(Data listing)
___

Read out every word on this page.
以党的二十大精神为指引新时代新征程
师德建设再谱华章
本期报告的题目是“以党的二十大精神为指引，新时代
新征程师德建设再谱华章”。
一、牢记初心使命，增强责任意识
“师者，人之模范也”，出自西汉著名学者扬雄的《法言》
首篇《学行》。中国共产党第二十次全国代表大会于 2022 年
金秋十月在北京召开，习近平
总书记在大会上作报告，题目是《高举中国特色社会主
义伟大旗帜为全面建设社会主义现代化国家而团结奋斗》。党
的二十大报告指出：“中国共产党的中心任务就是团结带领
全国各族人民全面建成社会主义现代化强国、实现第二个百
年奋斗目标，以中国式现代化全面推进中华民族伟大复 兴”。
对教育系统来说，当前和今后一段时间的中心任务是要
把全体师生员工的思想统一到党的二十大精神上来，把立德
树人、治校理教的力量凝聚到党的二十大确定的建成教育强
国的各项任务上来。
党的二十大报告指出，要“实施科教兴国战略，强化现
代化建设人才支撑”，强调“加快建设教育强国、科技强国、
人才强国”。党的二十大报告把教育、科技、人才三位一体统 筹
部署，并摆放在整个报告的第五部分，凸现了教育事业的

___

* [REQUIREMENTS]
Repeat every line of the records above exactly.

* [FINAL ANSWER]
Read out every word on this page.
以党的二十大精神为指引新时代新征程
师德建设再谱华章
本期报告的题目是“以党的二十大精神为指引，新时代
新征程师德建设再谱华章”。
一、牢记初心使命，增强责任意识
“师者，人之模范也”，出自西汉著名学者扬雄的《法言》
首篇《学行》。中国共产党第二十次全国代表大会于 2022 年
金秋十月在北京召开，习近平
总书记在大会上作报告，题目是《高举中国特色社会主
义伟大旗帜为全面建设社会主义现代化国家而团结奋斗》。党
的二十大报告指出：“中国共产党的中心任务就是团结带领
全国各族人民全面建成社会主义现代化强国、实现第二个百
年奋斗目标，以中国式现代化全面推进中华民族伟大复 兴”。
对教育系统来说，当前和今后一段时间的中心任务是要
把全体师生员工的思想统一到党的二十大精神上来，把立德
树人、治校理教的力量凝聚到党的二十大确定的建成教育强
国的各项任务上来。
党的二十大报告指出，要“实施科教兴国战略，强化现
代化建设人才支撑”，强调“加快建设教育强国、科技强国、
人才强国”。党的二十大报告把教育、科技、人才三位一体统 筹
部署，并摆放在整个报告的第五部分，凸现了教育事业的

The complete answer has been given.